**What is required**: Repeat every entry word for word, but leave the images out of your copy.

**Exercise input**:
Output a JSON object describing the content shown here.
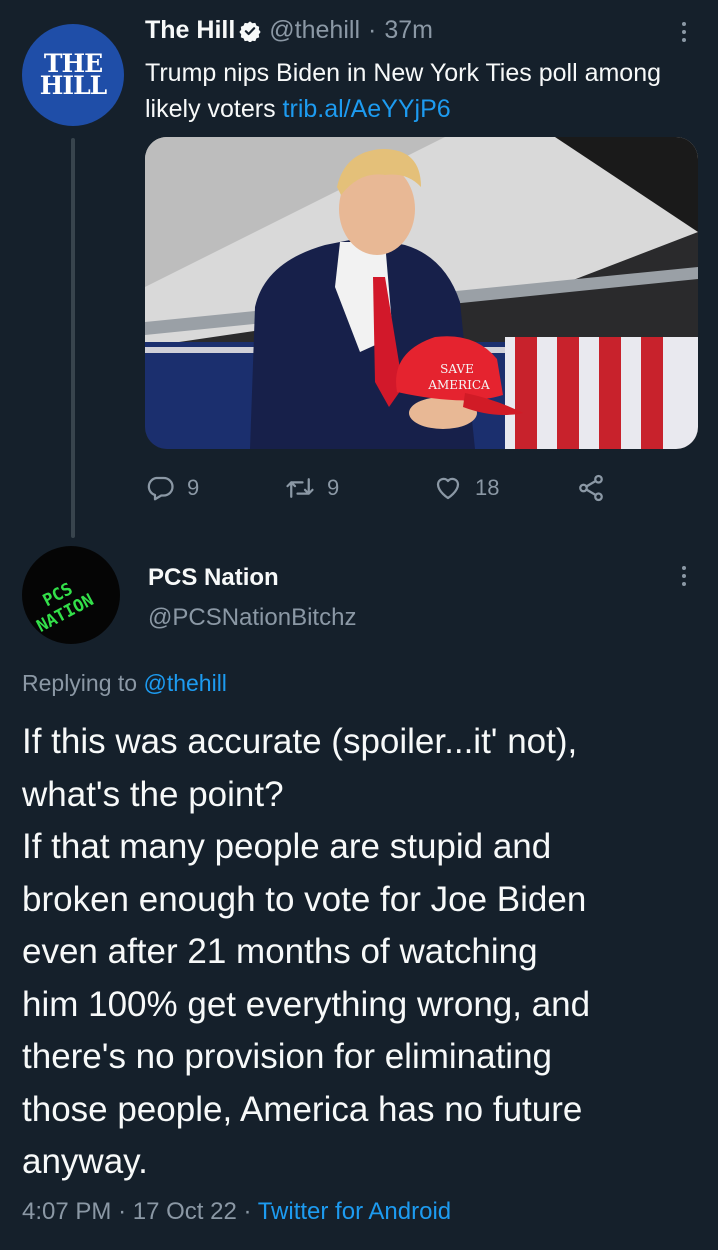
{
  "tweet1": {
    "avatar_text_line1": "THE",
    "avatar_text_line2": "HILL",
    "display_name": "The Hill",
    "handle": "@thehill",
    "separator": "·",
    "time": "37m",
    "text": "Trump nips Biden in New York Ties poll among likely voters",
    "link": "trib.al/AeYYjP6",
    "image_text_line1": "SAVE",
    "image_text_line2": "AMERICA",
    "reply_count": "9",
    "retweet_count": "9",
    "like_count": "18"
  },
  "tweet2": {
    "avatar_text_line1": "PCS",
    "avatar_text_line2": "NATION",
    "display_name": "PCS Nation",
    "handle": "@PCSNationBitchz",
    "replying_prefix": "Replying to",
    "replying_to": "@thehill",
    "text_lines": [
      "If this was accurate (spoiler...it' not),",
      "what's the point?",
      "If that many people are stupid and",
      "broken enough to vote for Joe Biden",
      "even after 21 months of watching",
      "him 100% get everything wrong, and",
      "there's no provision for eliminating",
      "those people, America has no future",
      "anyway."
    ],
    "time": "4:07 PM",
    "date": "17 Oct 22",
    "separator": "·",
    "source": "Twitter for Android"
  },
  "colors": {
    "background": "#15202b",
    "link": "#1d9bf0",
    "muted": "#8b98a5",
    "avatar_hill": "#1f4ea8",
    "avatar_pcs_text": "#33e04a"
  },
  "icons": [
    "verified-badge-icon",
    "more-options-icon",
    "reply-icon",
    "retweet-icon",
    "like-icon",
    "share-icon"
  ]
}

**Reply**:
Output a JSON object describing the content shown here.
{
  "tweet1": {
    "avatar_text_line1": "THE",
    "avatar_text_line2": "HILL",
    "display_name": "The Hill",
    "handle": "@thehill",
    "separator": "·",
    "time": "37m",
    "text": "Trump nips Biden in New York Ties poll among likely voters",
    "link": "trib.al/AeYYjP6",
    "image_text_line1": "SAVE",
    "image_text_line2": "AMERICA",
    "reply_count": "9",
    "retweet_count": "9",
    "like_count": "18"
  },
  "tweet2": {
    "avatar_text_line1": "PCS",
    "avatar_text_line2": "NATION",
    "display_name": "PCS Nation",
    "handle": "@PCSNationBitchz",
    "replying_prefix": "Replying to",
    "replying_to": "@thehill",
    "text_lines": [
      "If this was accurate (spoiler...it' not),",
      "what's the point?",
      "If that many people are stupid and",
      "broken enough to vote for Joe Biden",
      "even after 21 months of watching",
      "him 100% get everything wrong, and",
      "there's no provision for eliminating",
      "those people, America has no future",
      "anyway."
    ],
    "time": "4:07 PM",
    "date": "17 Oct 22",
    "separator": "·",
    "source": "Twitter for Android"
  },
  "colors": {
    "background": "#15202b",
    "link": "#1d9bf0",
    "muted": "#8b98a5",
    "avatar_hill": "#1f4ea8",
    "avatar_pcs_text": "#33e04a"
  },
  "icons": [
    "verified-badge-icon",
    "more-options-icon",
    "reply-icon",
    "retweet-icon",
    "like-icon",
    "share-icon"
  ]
}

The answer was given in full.